Work required: Output all of the entries below precisely as written.

Available data:
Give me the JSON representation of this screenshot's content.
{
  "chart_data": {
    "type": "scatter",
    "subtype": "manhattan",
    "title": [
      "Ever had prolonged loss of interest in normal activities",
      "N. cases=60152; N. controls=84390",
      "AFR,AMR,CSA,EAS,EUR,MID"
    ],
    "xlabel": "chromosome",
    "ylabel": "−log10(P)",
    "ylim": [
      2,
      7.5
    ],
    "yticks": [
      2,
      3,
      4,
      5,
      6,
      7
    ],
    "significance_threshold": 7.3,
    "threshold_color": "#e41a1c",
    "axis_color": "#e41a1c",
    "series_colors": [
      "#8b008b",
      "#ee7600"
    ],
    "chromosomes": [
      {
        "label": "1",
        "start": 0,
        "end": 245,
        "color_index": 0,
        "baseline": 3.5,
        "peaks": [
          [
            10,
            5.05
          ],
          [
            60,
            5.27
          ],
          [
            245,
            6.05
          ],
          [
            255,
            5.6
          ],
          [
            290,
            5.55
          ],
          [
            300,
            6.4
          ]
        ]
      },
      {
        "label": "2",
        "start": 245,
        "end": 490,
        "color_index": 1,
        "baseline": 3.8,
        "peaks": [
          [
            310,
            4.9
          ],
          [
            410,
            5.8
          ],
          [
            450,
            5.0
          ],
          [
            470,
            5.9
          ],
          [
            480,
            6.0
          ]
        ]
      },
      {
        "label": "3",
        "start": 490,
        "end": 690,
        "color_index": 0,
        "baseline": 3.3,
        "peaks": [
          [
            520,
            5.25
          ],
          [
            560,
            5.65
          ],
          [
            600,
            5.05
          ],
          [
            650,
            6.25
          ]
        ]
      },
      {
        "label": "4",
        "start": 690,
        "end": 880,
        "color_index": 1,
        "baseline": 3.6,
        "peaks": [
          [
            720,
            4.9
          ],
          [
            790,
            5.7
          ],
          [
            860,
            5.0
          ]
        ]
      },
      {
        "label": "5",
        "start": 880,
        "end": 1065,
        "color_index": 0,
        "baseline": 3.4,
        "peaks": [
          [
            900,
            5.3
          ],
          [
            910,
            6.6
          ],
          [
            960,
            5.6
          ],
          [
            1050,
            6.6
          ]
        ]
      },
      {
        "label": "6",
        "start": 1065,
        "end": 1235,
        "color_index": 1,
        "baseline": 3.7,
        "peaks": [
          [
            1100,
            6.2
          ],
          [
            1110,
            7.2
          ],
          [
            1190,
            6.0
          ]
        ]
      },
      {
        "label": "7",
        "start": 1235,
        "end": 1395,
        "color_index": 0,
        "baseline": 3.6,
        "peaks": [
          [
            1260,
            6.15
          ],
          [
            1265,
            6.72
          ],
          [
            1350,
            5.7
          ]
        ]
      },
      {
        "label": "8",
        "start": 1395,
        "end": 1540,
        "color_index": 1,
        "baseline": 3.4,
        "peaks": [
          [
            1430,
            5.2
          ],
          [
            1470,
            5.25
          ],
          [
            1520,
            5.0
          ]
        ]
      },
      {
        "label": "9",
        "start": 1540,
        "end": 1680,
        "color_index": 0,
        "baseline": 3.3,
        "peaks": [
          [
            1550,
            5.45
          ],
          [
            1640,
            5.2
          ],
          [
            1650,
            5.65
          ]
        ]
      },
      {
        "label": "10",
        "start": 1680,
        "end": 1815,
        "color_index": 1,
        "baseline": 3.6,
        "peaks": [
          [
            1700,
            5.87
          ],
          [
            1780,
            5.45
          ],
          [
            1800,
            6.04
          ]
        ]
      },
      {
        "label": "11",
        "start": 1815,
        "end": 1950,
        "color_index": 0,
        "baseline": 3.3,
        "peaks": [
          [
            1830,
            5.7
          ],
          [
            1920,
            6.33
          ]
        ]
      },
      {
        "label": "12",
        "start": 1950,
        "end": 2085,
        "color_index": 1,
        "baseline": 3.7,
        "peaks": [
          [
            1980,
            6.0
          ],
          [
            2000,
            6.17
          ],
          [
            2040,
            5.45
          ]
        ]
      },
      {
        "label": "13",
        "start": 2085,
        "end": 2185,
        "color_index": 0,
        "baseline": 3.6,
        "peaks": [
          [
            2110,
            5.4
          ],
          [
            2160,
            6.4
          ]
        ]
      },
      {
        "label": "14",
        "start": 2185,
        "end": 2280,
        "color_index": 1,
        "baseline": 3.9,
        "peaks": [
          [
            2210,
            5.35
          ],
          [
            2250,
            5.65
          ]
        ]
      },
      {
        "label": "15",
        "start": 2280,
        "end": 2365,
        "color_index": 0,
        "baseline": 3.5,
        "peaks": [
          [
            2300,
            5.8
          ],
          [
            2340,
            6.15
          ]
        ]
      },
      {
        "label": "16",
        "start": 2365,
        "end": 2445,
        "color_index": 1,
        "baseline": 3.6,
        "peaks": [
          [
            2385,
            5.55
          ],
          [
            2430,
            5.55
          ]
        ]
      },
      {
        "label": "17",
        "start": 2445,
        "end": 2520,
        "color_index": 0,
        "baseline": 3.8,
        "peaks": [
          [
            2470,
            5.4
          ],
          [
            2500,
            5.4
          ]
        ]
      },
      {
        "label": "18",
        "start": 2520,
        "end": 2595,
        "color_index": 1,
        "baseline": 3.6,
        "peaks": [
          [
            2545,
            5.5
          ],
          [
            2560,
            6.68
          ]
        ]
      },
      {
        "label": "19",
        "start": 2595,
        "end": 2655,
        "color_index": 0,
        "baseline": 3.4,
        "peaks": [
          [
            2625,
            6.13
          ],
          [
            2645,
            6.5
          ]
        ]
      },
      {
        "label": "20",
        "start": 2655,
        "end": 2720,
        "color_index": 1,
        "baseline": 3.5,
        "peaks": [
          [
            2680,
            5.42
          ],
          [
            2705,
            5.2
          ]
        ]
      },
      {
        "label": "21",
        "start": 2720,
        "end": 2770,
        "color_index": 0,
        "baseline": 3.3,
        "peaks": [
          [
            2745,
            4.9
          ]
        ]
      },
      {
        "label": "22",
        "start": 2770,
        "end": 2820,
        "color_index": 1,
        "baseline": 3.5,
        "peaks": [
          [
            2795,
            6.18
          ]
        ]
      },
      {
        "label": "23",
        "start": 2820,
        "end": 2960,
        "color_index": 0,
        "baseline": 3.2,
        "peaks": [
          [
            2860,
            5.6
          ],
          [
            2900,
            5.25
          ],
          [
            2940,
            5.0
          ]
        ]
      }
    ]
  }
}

Expected answer:
Give me the JSON representation of this screenshot's content.
{
  "chart_data": {
    "type": "scatter",
    "subtype": "manhattan",
    "title": [
      "Ever had prolonged loss of interest in normal activities",
      "N. cases=60152; N. controls=84390",
      "AFR,AMR,CSA,EAS,EUR,MID"
    ],
    "xlabel": "chromosome",
    "ylabel": "−log10(P)",
    "ylim": [
      2,
      7.5
    ],
    "yticks": [
      2,
      3,
      4,
      5,
      6,
      7
    ],
    "significance_threshold": 7.3,
    "threshold_color": "#e41a1c",
    "axis_color": "#e41a1c",
    "series_colors": [
      "#8b008b",
      "#ee7600"
    ],
    "chromosomes": [
      {
        "label": "1",
        "start": 0,
        "end": 245,
        "color_index": 0,
        "baseline": 3.5,
        "peaks": [
          [
            10,
            5.05
          ],
          [
            60,
            5.27
          ],
          [
            245,
            6.05
          ],
          [
            255,
            5.6
          ],
          [
            290,
            5.55
          ],
          [
            300,
            6.4
          ]
        ]
      },
      {
        "label": "2",
        "start": 245,
        "end": 490,
        "color_index": 1,
        "baseline": 3.8,
        "peaks": [
          [
            310,
            4.9
          ],
          [
            410,
            5.8
          ],
          [
            450,
            5.0
          ],
          [
            470,
            5.9
          ],
          [
            480,
            6.0
          ]
        ]
      },
      {
        "label": "3",
        "start": 490,
        "end": 690,
        "color_index": 0,
        "baseline": 3.3,
        "peaks": [
          [
            520,
            5.25
          ],
          [
            560,
            5.65
          ],
          [
            600,
            5.05
          ],
          [
            650,
            6.25
          ]
        ]
      },
      {
        "label": "4",
        "start": 690,
        "end": 880,
        "color_index": 1,
        "baseline": 3.6,
        "peaks": [
          [
            720,
            4.9
          ],
          [
            790,
            5.7
          ],
          [
            860,
            5.0
          ]
        ]
      },
      {
        "label": "5",
        "start": 880,
        "end": 1065,
        "color_index": 0,
        "baseline": 3.4,
        "peaks": [
          [
            900,
            5.3
          ],
          [
            910,
            6.6
          ],
          [
            960,
            5.6
          ],
          [
            1050,
            6.6
          ]
        ]
      },
      {
        "label": "6",
        "start": 1065,
        "end": 1235,
        "color_index": 1,
        "baseline": 3.7,
        "peaks": [
          [
            1100,
            6.2
          ],
          [
            1110,
            7.2
          ],
          [
            1190,
            6.0
          ]
        ]
      },
      {
        "label": "7",
        "start": 1235,
        "end": 1395,
        "color_index": 0,
        "baseline": 3.6,
        "peaks": [
          [
            1260,
            6.15
          ],
          [
            1265,
            6.72
          ],
          [
            1350,
            5.7
          ]
        ]
      },
      {
        "label": "8",
        "start": 1395,
        "end": 1540,
        "color_index": 1,
        "baseline": 3.4,
        "peaks": [
          [
            1430,
            5.2
          ],
          [
            1470,
            5.25
          ],
          [
            1520,
            5.0
          ]
        ]
      },
      {
        "label": "9",
        "start": 1540,
        "end": 1680,
        "color_index": 0,
        "baseline": 3.3,
        "peaks": [
          [
            1550,
            5.45
          ],
          [
            1640,
            5.2
          ],
          [
            1650,
            5.65
          ]
        ]
      },
      {
        "label": "10",
        "start": 1680,
        "end": 1815,
        "color_index": 1,
        "baseline": 3.6,
        "peaks": [
          [
            1700,
            5.87
          ],
          [
            1780,
            5.45
          ],
          [
            1800,
            6.04
          ]
        ]
      },
      {
        "label": "11",
        "start": 1815,
        "end": 1950,
        "color_index": 0,
        "baseline": 3.3,
        "peaks": [
          [
            1830,
            5.7
          ],
          [
            1920,
            6.33
          ]
        ]
      },
      {
        "label": "12",
        "start": 1950,
        "end": 2085,
        "color_index": 1,
        "baseline": 3.7,
        "peaks": [
          [
            1980,
            6.0
          ],
          [
            2000,
            6.17
          ],
          [
            2040,
            5.45
          ]
        ]
      },
      {
        "label": "13",
        "start": 2085,
        "end": 2185,
        "color_index": 0,
        "baseline": 3.6,
        "peaks": [
          [
            2110,
            5.4
          ],
          [
            2160,
            6.4
          ]
        ]
      },
      {
        "label": "14",
        "start": 2185,
        "end": 2280,
        "color_index": 1,
        "baseline": 3.9,
        "peaks": [
          [
            2210,
            5.35
          ],
          [
            2250,
            5.65
          ]
        ]
      },
      {
        "label": "15",
        "start": 2280,
        "end": 2365,
        "color_index": 0,
        "baseline": 3.5,
        "peaks": [
          [
            2300,
            5.8
          ],
          [
            2340,
            6.15
          ]
        ]
      },
      {
        "label": "16",
        "start": 2365,
        "end": 2445,
        "color_index": 1,
        "baseline": 3.6,
        "peaks": [
          [
            2385,
            5.55
          ],
          [
            2430,
            5.55
          ]
        ]
      },
      {
        "label": "17",
        "start": 2445,
        "end": 2520,
        "color_index": 0,
        "baseline": 3.8,
        "peaks": [
          [
            2470,
            5.4
          ],
          [
            2500,
            5.4
          ]
        ]
      },
      {
        "label": "18",
        "start": 2520,
        "end": 2595,
        "color_index": 1,
        "baseline": 3.6,
        "peaks": [
          [
            2545,
            5.5
          ],
          [
            2560,
            6.68
          ]
        ]
      },
      {
        "label": "19",
        "start": 2595,
        "end": 2655,
        "color_index": 0,
        "baseline": 3.4,
        "peaks": [
          [
            2625,
            6.13
          ],
          [
            2645,
            6.5
          ]
        ]
      },
      {
        "label": "20",
        "start": 2655,
        "end": 2720,
        "color_index": 1,
        "baseline": 3.5,
        "peaks": [
          [
            2680,
            5.42
          ],
          [
            2705,
            5.2
          ]
        ]
      },
      {
        "label": "21",
        "start": 2720,
        "end": 2770,
        "color_index": 0,
        "baseline": 3.3,
        "peaks": [
          [
            2745,
            4.9
          ]
        ]
      },
      {
        "label": "22",
        "start": 2770,
        "end": 2820,
        "color_index": 1,
        "baseline": 3.5,
        "peaks": [
          [
            2795,
            6.18
          ]
        ]
      },
      {
        "label": "23",
        "start": 2820,
        "end": 2960,
        "color_index": 0,
        "baseline": 3.2,
        "peaks": [
          [
            2860,
            5.6
          ],
          [
            2900,
            5.25
          ],
          [
            2940,
            5.0
          ]
        ]
      }
    ]
  }
}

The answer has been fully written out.